§ TASK REQUIREMENTS: Please copy out the lines from the first one through the line containing "series-line-0 [534,375,1078,384]", with both ends included.

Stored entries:
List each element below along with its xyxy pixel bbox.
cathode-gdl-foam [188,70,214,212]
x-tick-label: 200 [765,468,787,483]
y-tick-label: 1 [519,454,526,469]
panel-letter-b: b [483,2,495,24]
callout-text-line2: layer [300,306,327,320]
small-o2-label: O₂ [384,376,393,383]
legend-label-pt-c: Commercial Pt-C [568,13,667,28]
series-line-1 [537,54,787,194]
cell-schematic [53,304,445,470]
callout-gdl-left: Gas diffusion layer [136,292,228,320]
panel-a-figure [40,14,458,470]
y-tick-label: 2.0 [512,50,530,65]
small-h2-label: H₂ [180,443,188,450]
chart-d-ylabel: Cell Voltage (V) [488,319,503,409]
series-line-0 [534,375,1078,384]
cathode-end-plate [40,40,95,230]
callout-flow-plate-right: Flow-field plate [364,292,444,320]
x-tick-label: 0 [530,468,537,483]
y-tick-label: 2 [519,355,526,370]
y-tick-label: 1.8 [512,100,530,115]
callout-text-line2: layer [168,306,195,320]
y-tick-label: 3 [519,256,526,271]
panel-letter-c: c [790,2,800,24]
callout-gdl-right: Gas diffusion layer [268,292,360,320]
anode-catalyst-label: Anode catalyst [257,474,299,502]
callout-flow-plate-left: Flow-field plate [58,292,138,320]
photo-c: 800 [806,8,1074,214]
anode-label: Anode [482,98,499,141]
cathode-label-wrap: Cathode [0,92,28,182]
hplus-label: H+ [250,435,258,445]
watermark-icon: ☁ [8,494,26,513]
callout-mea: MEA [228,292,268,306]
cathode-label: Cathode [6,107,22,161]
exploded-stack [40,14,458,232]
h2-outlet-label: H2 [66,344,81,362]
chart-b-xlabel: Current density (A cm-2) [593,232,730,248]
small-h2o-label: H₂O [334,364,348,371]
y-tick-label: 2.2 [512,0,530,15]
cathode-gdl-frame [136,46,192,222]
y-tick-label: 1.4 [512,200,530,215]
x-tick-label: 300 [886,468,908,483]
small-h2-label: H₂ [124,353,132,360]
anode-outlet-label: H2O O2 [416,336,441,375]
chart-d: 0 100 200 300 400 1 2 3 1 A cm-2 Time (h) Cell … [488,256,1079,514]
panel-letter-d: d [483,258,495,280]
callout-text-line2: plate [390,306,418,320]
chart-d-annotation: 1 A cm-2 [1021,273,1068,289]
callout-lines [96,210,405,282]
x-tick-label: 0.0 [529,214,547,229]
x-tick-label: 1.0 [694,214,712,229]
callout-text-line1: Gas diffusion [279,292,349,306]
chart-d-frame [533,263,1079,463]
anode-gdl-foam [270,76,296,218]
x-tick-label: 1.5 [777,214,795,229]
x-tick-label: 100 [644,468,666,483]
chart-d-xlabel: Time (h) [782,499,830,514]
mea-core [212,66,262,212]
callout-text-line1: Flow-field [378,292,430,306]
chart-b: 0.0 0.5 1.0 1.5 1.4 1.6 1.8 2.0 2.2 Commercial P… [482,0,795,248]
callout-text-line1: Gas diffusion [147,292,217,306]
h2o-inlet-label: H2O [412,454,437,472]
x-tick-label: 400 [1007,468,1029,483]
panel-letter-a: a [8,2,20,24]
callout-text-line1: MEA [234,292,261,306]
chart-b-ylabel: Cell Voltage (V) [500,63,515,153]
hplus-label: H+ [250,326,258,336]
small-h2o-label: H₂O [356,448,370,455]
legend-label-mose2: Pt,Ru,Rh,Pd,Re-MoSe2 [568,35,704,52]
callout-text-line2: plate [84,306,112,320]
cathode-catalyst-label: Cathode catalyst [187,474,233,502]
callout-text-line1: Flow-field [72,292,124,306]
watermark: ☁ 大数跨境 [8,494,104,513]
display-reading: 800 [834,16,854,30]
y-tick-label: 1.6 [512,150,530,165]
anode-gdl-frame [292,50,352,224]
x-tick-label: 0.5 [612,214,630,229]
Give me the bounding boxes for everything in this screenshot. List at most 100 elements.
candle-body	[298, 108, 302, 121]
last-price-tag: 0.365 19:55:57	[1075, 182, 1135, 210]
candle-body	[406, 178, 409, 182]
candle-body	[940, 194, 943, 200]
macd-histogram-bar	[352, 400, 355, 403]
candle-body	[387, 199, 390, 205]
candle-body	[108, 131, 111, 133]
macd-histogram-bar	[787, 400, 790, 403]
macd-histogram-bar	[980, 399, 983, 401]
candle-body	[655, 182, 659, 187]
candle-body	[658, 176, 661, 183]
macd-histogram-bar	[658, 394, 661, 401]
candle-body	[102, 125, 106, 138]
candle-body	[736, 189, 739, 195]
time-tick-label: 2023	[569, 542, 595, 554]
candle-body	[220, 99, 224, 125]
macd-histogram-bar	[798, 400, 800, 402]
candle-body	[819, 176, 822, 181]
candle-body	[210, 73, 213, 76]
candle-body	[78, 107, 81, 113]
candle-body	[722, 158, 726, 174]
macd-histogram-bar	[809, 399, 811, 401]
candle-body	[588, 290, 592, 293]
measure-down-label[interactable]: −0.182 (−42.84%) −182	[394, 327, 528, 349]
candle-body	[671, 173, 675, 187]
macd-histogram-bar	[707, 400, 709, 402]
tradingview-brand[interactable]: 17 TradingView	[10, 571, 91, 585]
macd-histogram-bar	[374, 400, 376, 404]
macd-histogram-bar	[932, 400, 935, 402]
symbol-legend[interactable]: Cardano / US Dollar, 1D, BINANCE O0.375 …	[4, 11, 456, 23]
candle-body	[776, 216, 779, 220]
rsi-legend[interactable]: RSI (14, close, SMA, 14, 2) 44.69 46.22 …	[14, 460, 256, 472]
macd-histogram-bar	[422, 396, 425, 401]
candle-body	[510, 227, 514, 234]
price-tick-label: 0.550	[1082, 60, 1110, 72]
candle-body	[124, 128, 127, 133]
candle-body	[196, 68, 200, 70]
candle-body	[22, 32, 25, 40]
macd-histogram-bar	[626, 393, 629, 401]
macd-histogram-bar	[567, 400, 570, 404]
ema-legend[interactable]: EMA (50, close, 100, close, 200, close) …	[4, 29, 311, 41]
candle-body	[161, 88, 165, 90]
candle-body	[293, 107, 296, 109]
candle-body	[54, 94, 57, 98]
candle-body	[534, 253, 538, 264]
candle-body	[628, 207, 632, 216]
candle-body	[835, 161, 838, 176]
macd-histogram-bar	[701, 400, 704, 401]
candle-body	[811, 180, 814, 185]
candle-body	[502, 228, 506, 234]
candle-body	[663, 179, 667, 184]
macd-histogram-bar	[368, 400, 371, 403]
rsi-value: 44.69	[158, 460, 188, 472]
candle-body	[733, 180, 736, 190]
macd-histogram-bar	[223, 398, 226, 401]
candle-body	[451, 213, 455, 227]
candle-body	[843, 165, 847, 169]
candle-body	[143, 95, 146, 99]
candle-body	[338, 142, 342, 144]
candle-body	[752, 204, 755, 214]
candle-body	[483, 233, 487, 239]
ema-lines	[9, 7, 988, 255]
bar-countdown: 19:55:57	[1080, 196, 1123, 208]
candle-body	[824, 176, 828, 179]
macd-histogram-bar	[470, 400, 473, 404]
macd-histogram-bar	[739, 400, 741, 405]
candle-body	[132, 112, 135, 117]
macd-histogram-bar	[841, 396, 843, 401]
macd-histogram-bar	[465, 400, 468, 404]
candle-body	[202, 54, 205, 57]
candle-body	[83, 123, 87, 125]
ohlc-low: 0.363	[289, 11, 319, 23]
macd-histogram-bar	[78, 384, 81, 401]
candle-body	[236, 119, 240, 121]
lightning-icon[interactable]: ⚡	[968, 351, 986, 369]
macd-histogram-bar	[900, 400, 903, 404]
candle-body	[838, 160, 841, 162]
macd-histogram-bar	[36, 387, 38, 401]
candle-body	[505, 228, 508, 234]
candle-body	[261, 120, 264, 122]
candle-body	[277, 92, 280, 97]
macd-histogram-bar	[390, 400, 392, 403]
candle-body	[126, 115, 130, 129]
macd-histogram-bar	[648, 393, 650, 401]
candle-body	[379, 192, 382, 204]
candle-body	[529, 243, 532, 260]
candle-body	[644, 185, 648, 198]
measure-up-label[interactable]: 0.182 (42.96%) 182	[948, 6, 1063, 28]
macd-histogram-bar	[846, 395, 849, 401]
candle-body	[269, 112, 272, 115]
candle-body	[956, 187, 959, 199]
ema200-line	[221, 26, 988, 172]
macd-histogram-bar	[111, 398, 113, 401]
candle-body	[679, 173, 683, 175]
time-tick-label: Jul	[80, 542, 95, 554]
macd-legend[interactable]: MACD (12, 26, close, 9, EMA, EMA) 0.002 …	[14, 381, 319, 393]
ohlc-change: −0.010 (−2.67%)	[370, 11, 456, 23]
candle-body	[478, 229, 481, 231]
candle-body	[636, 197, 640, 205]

§ FULL SOLUTION:
List each element below along with its xyxy pixel bbox.
cathode-gdl-foam [188,70,214,212]
x-tick-label: 200 [765,468,787,483]
y-tick-label: 1 [519,454,526,469]
panel-letter-b: b [483,2,495,24]
callout-text-line2: layer [300,306,327,320]
small-o2-label: O₂ [384,376,393,383]
legend-label-pt-c: Commercial Pt-C [568,13,667,28]
series-line-1 [537,54,787,194]
cell-schematic [53,304,445,470]
callout-gdl-left: Gas diffusion layer [136,292,228,320]
panel-a-figure [40,14,458,470]
y-tick-label: 2.0 [512,50,530,65]
small-h2-label: H₂ [180,443,188,450]
chart-d-ylabel: Cell Voltage (V) [488,319,503,409]
series-line-0 [534,375,1078,384]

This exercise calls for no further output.